■ ENTRIES:

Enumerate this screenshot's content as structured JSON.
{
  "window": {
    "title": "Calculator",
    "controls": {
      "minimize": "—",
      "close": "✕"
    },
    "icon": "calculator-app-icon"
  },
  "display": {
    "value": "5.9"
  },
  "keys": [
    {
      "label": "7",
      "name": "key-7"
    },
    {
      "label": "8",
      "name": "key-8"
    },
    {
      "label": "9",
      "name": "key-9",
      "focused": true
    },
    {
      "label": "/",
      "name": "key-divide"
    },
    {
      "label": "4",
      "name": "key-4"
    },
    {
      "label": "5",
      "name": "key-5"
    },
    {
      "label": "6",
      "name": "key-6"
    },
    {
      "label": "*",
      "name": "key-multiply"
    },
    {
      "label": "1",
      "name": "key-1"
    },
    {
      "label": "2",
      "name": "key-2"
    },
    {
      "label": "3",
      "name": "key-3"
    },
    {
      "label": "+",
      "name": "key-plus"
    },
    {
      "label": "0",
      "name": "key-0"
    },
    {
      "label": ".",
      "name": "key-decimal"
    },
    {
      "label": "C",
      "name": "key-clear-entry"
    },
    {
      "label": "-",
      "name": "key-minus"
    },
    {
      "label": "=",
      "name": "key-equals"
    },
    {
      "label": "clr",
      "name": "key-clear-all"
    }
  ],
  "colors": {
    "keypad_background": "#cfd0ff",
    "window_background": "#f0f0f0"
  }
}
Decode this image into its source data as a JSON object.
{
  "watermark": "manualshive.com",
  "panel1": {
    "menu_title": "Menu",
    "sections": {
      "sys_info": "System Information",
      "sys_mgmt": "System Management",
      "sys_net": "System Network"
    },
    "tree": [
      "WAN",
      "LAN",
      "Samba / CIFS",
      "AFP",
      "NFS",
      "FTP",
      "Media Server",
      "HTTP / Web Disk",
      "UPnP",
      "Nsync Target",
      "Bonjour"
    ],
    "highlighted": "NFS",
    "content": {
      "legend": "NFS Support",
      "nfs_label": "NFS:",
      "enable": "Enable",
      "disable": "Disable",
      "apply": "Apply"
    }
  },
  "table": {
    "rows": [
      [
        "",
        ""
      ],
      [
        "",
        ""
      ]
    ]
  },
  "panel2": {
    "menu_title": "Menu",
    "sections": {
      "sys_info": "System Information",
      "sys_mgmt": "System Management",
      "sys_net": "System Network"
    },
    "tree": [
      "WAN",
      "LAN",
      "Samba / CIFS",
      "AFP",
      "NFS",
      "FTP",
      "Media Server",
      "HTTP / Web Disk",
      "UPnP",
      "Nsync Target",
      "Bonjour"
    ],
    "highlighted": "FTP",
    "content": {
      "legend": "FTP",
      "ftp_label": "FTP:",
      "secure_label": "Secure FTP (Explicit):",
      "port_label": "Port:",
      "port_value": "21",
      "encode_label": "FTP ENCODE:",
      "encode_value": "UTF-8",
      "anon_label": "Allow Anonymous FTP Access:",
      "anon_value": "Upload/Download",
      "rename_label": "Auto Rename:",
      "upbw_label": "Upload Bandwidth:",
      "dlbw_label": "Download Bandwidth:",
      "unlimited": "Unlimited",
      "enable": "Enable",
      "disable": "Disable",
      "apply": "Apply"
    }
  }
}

■ TASK OBJECTIVE: Find and copy every line in the entries above where the string "Upload" occurs.

■ CORRECT RESPONSE:
      "anon_value": "Upload/Download",
      "upbw_label": "Upload Bandwidth:",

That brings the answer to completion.